State how many lines include "highlight", giving the number by itself.

— START OF Exercise data —

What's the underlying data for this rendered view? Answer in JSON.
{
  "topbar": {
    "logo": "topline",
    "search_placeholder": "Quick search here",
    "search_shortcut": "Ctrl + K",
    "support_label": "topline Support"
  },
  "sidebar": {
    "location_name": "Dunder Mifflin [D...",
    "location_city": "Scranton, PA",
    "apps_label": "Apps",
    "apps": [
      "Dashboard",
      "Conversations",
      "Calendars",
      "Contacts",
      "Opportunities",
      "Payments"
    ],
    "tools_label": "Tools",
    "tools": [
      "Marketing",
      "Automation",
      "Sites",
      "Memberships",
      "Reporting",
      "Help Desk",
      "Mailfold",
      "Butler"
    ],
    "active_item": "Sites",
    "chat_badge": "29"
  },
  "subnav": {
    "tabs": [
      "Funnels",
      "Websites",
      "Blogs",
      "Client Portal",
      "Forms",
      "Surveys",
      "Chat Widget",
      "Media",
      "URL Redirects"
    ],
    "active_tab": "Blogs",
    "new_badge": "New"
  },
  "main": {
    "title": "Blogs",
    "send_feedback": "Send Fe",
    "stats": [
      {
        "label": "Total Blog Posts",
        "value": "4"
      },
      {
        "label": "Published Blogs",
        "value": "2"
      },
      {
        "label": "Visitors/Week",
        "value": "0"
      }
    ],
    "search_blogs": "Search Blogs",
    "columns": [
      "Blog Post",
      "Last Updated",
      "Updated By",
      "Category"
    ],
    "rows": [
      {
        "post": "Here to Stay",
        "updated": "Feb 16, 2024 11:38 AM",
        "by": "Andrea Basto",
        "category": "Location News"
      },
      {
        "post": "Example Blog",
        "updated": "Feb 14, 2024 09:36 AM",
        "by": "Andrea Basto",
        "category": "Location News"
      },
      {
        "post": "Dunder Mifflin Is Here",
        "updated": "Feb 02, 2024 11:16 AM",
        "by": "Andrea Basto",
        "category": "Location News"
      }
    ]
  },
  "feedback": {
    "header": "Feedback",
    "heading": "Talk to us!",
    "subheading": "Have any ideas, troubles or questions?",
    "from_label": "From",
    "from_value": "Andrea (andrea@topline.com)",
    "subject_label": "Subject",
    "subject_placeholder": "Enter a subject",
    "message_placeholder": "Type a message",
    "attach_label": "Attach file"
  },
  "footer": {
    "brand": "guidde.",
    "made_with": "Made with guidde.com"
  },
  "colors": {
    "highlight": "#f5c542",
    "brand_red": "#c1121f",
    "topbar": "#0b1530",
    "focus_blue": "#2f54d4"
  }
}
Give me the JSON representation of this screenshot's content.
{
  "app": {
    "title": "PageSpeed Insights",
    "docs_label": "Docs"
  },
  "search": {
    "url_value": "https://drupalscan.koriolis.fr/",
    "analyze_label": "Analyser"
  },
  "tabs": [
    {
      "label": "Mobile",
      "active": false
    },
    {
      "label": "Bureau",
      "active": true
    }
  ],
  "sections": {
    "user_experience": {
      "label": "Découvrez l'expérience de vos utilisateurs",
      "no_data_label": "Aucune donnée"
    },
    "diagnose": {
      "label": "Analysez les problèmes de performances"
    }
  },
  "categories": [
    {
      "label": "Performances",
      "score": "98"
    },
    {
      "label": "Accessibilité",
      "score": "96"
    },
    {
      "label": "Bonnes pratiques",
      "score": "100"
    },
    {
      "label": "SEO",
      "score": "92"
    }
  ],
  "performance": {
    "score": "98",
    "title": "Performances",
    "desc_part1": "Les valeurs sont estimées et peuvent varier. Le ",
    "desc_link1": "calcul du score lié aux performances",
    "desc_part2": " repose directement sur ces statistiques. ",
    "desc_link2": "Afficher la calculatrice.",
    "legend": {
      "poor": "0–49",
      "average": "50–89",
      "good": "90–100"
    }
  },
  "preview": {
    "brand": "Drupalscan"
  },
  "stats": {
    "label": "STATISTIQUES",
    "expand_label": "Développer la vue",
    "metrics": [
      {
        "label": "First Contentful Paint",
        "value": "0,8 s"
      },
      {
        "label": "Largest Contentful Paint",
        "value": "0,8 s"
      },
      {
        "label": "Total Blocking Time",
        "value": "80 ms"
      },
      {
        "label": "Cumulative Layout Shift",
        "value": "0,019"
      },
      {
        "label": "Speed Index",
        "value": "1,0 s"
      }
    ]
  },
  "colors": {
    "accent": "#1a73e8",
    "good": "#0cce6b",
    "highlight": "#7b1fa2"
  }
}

— END OF Exercise data —

▶ Worked solution: 2